(Dataset items)
====

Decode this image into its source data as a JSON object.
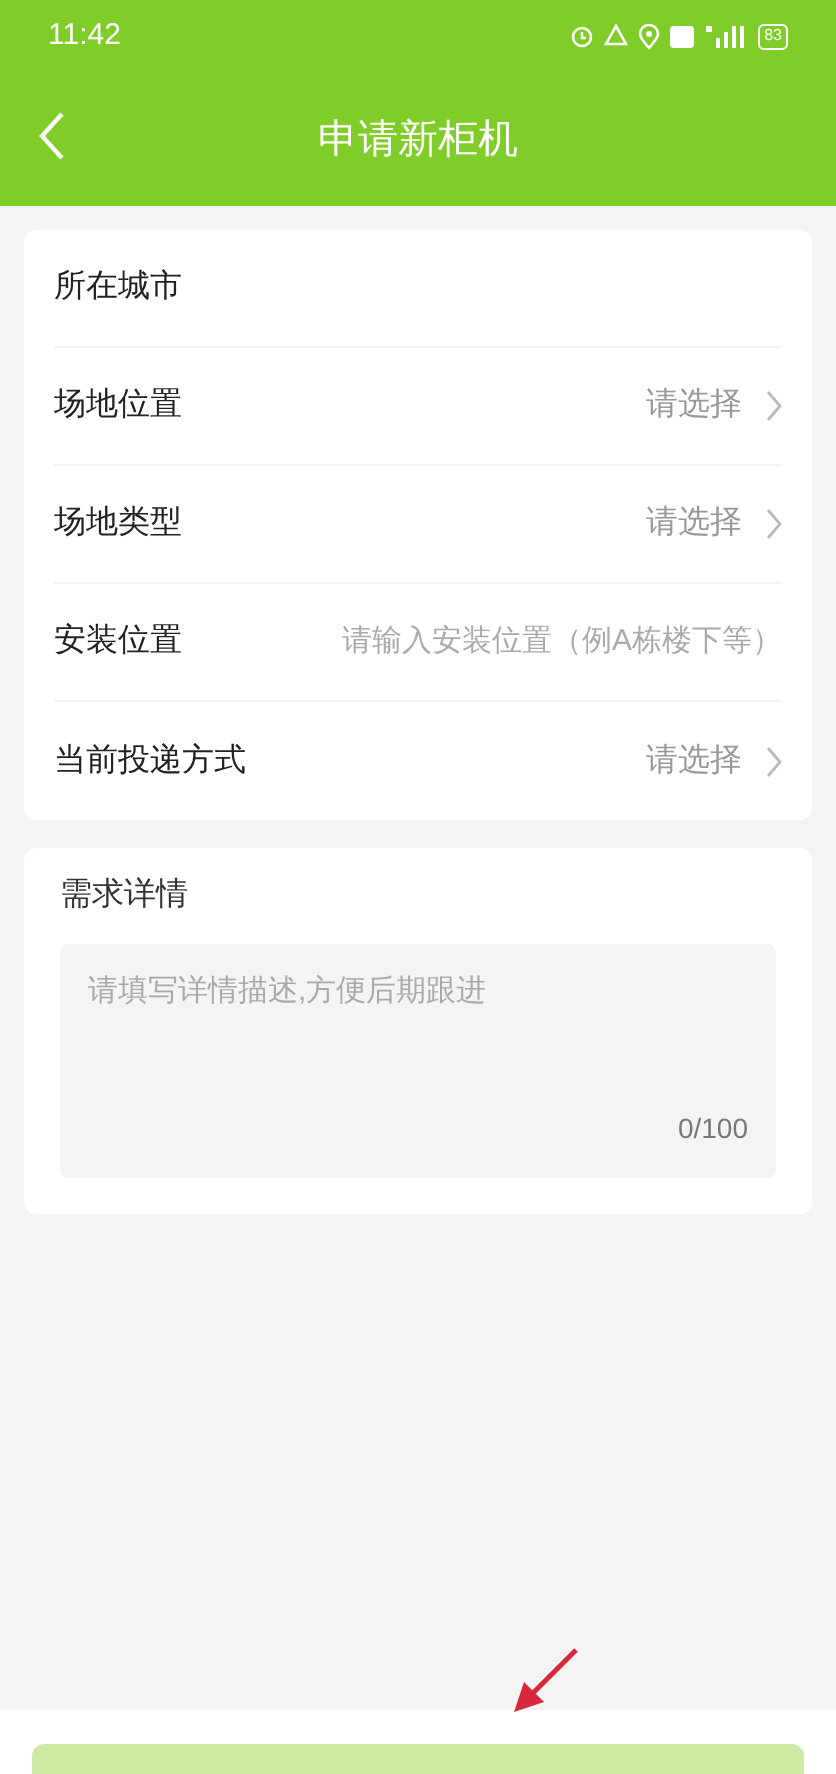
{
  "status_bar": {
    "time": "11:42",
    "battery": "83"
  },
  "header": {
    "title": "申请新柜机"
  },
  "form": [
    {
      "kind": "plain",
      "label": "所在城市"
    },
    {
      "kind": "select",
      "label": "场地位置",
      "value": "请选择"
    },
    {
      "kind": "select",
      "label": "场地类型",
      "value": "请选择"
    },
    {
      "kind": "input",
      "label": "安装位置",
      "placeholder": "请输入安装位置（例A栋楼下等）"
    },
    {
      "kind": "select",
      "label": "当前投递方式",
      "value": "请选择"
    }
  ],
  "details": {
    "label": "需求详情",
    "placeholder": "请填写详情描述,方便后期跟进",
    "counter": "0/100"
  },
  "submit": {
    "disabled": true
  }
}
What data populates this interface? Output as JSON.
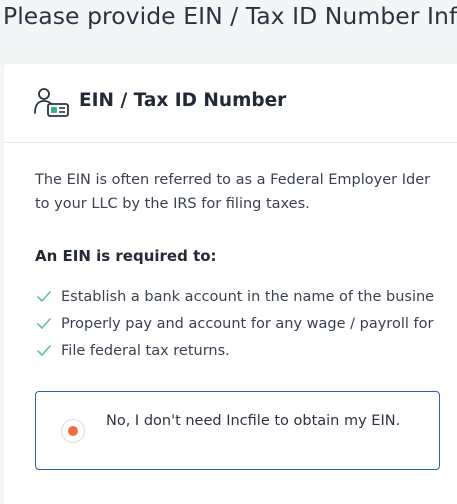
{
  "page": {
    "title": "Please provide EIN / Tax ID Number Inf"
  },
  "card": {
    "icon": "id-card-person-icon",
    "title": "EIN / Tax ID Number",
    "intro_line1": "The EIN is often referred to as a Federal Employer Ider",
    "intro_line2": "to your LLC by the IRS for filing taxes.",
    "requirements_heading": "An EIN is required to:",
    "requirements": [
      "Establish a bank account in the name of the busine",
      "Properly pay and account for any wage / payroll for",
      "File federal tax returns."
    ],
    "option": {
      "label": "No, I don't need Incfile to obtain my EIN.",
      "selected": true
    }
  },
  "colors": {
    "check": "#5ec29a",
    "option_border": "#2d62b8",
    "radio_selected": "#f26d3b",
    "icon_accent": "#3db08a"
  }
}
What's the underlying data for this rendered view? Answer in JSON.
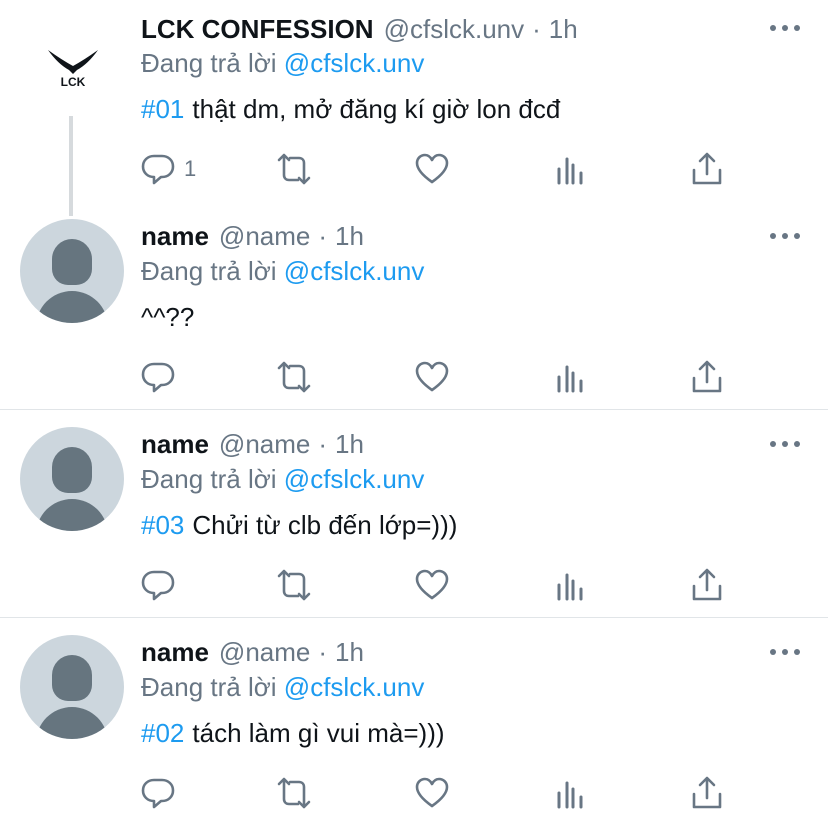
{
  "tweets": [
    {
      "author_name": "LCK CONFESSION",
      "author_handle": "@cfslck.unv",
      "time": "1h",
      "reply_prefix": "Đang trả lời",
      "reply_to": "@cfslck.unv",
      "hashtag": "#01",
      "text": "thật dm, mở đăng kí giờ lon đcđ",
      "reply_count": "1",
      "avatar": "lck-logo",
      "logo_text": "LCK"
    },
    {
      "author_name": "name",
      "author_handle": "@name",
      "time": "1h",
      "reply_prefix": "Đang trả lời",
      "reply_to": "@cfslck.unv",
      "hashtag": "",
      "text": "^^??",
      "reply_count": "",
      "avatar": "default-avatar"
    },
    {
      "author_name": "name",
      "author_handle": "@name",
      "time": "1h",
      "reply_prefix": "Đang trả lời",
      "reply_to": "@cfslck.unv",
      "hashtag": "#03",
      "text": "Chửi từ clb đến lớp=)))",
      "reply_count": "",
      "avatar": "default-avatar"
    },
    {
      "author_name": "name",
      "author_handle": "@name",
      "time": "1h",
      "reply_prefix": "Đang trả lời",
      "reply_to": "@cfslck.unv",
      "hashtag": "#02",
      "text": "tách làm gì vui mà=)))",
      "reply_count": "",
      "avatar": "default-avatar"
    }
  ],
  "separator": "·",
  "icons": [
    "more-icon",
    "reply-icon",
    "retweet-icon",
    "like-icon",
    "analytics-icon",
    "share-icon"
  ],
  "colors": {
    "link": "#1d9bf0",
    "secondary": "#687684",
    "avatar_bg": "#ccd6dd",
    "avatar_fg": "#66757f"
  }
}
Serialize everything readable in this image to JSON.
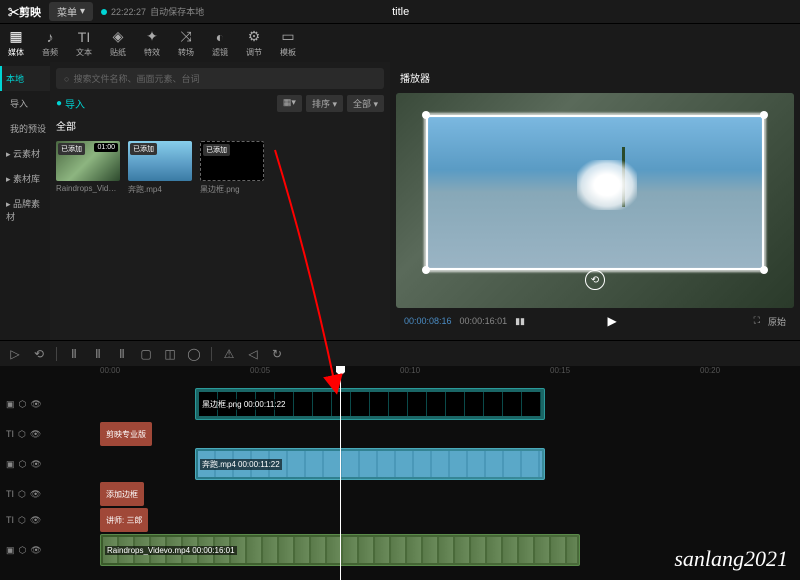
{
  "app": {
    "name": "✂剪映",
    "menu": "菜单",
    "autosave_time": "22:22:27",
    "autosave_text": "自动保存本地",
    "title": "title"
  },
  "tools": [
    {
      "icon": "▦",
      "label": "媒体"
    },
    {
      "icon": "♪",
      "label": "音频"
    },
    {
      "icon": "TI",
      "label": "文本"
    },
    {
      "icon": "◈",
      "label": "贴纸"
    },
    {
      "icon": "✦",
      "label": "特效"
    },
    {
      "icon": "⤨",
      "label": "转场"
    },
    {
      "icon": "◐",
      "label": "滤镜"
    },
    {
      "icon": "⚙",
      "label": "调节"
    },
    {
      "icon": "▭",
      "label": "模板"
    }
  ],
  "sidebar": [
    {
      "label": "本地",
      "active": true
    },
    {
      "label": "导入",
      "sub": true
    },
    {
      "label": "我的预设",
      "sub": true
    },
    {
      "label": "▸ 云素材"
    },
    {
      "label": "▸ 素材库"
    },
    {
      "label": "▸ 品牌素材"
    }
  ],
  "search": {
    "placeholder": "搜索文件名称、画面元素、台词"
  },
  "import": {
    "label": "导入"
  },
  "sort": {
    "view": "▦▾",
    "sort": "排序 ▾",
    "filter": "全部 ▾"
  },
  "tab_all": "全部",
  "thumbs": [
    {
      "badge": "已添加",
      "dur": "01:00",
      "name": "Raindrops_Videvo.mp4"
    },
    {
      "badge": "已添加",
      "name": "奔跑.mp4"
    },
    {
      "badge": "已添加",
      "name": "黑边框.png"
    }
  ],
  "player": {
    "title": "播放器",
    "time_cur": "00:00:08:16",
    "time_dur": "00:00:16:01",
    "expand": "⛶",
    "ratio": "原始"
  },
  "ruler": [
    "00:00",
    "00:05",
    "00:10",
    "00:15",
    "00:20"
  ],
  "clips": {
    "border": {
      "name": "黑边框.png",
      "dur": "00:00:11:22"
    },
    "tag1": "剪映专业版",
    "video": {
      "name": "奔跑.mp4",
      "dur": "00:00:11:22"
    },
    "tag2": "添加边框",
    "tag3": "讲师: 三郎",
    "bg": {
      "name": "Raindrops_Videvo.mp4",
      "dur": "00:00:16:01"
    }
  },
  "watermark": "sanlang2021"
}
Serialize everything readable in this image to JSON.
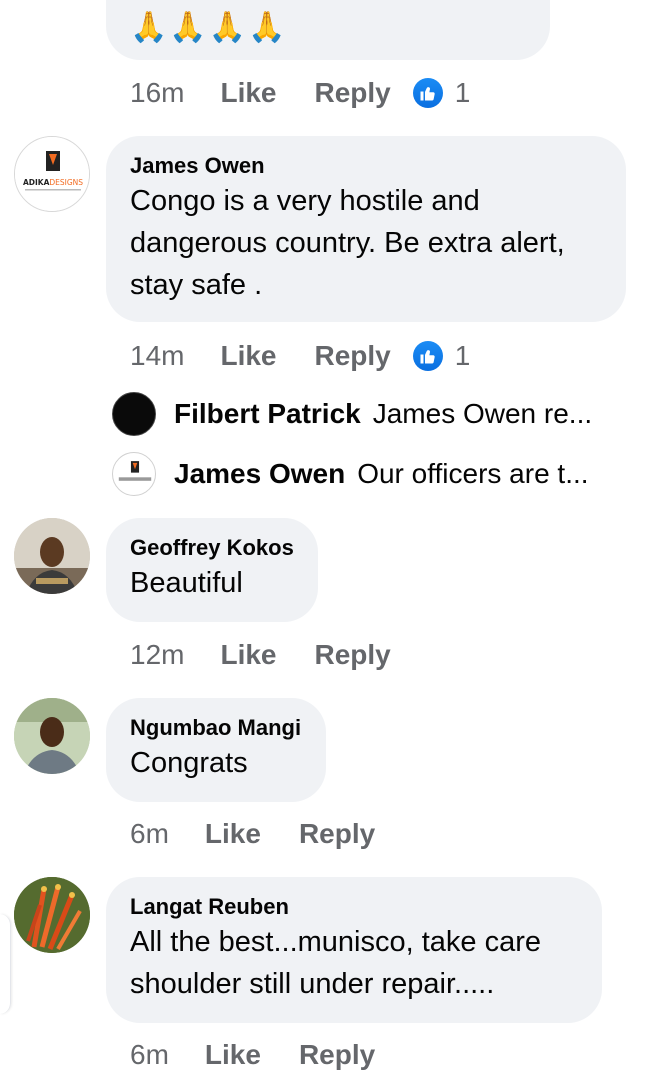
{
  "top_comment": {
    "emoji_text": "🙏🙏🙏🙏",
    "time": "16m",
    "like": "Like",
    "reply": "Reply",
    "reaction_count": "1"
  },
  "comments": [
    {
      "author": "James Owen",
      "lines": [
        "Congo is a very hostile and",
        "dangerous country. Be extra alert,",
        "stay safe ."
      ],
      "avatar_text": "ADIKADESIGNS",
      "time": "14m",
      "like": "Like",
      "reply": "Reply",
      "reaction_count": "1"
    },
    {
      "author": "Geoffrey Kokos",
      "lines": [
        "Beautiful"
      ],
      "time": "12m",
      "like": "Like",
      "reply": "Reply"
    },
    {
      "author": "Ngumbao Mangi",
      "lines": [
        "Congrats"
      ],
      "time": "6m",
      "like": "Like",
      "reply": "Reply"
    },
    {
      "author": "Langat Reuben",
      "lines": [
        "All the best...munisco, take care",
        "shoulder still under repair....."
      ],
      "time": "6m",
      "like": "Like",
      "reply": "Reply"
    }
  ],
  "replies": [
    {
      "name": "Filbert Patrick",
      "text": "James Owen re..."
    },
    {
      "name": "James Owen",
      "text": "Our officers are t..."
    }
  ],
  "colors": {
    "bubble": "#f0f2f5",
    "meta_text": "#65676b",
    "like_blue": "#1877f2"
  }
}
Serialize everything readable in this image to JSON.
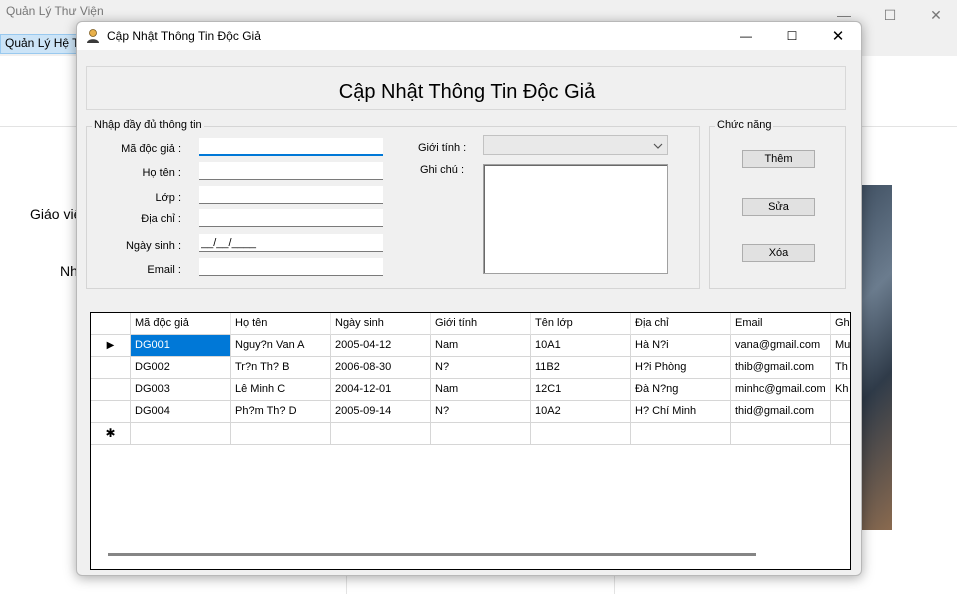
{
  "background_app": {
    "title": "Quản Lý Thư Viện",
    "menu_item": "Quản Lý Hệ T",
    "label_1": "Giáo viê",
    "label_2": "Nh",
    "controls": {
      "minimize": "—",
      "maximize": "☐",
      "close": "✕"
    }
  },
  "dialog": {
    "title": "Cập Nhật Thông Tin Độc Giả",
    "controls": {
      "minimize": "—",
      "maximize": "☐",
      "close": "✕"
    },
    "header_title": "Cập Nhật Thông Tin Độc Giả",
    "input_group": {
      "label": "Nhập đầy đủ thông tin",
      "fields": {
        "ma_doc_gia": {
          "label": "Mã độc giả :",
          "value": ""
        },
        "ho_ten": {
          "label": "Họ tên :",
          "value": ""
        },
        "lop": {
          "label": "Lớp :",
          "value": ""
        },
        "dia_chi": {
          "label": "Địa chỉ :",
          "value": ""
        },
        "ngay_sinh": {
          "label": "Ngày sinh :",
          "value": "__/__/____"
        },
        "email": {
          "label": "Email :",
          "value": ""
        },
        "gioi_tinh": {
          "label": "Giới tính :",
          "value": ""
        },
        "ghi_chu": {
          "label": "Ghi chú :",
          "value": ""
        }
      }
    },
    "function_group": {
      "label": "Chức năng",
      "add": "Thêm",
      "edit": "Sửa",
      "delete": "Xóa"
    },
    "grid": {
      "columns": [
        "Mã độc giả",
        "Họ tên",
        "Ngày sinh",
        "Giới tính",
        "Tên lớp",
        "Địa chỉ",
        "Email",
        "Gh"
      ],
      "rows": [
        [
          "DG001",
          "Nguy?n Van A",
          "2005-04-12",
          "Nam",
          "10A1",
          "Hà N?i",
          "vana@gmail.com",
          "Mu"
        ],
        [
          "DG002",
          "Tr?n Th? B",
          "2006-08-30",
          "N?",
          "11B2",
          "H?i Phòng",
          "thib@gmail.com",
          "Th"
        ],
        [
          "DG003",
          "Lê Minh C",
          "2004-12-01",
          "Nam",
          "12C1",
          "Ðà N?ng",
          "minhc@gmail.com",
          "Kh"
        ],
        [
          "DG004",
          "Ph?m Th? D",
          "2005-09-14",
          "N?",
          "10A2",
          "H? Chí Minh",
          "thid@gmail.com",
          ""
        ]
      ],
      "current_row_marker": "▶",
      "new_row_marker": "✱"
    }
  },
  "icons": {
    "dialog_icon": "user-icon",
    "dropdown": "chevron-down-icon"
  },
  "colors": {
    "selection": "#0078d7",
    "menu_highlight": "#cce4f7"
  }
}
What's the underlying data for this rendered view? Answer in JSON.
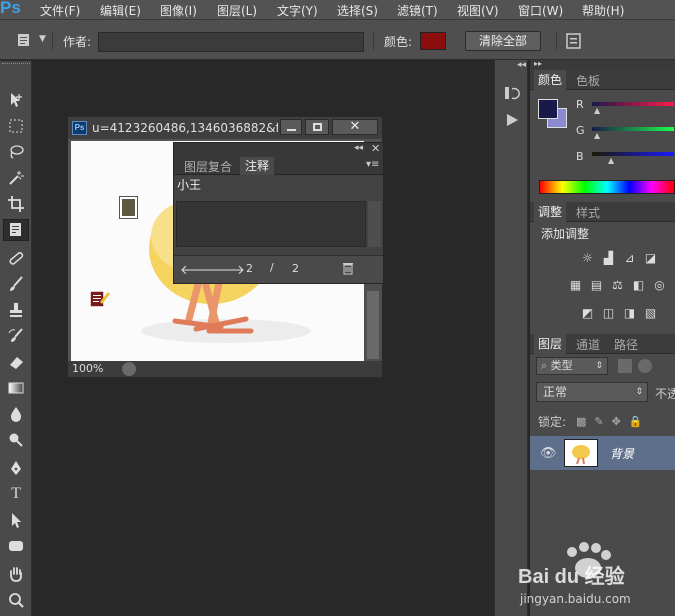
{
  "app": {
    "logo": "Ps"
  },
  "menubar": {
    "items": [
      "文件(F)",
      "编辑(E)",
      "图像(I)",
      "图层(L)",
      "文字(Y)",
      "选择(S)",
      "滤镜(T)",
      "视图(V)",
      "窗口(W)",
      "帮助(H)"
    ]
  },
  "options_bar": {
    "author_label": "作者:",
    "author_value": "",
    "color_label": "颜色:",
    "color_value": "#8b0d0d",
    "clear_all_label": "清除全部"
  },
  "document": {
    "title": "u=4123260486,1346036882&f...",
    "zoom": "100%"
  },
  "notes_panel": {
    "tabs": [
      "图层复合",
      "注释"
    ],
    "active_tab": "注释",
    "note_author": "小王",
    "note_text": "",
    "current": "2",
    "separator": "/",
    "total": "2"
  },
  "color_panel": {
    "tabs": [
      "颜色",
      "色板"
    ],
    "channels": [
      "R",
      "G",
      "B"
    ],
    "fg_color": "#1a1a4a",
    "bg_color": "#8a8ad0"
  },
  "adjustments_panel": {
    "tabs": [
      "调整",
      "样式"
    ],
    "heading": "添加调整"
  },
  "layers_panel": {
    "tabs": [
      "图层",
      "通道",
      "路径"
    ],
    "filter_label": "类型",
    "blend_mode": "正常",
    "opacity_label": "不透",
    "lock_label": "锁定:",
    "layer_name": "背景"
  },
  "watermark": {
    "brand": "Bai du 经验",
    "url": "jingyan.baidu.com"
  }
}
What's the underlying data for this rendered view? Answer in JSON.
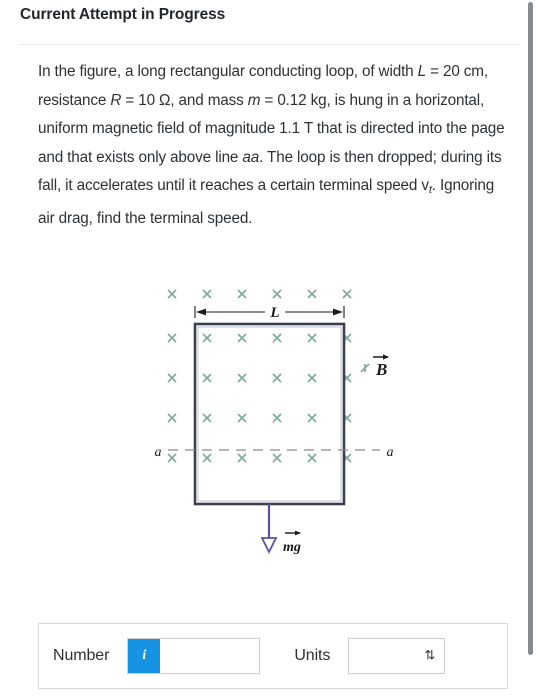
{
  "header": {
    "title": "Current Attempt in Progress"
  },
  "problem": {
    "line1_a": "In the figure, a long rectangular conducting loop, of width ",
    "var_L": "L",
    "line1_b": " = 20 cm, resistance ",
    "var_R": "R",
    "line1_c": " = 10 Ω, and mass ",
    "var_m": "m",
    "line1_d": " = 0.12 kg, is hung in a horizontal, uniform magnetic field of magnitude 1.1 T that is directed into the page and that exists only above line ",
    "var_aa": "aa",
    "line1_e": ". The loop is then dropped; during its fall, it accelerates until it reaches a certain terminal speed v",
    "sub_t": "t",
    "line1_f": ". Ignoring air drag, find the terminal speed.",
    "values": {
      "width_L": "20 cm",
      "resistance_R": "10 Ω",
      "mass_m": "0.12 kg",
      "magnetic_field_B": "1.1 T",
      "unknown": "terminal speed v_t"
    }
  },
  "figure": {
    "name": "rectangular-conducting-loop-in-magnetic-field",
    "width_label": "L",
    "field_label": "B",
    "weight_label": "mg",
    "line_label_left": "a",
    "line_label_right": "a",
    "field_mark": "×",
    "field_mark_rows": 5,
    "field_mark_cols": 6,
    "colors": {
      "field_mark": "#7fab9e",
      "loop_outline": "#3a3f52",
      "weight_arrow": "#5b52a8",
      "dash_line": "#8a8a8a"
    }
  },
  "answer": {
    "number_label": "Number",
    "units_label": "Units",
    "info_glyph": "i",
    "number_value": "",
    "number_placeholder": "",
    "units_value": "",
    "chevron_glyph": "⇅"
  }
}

====

__Exercise prompt__:
Identify how many lines in the entries above contain the word "page" and provide only that figure.

__Exercise response__:
2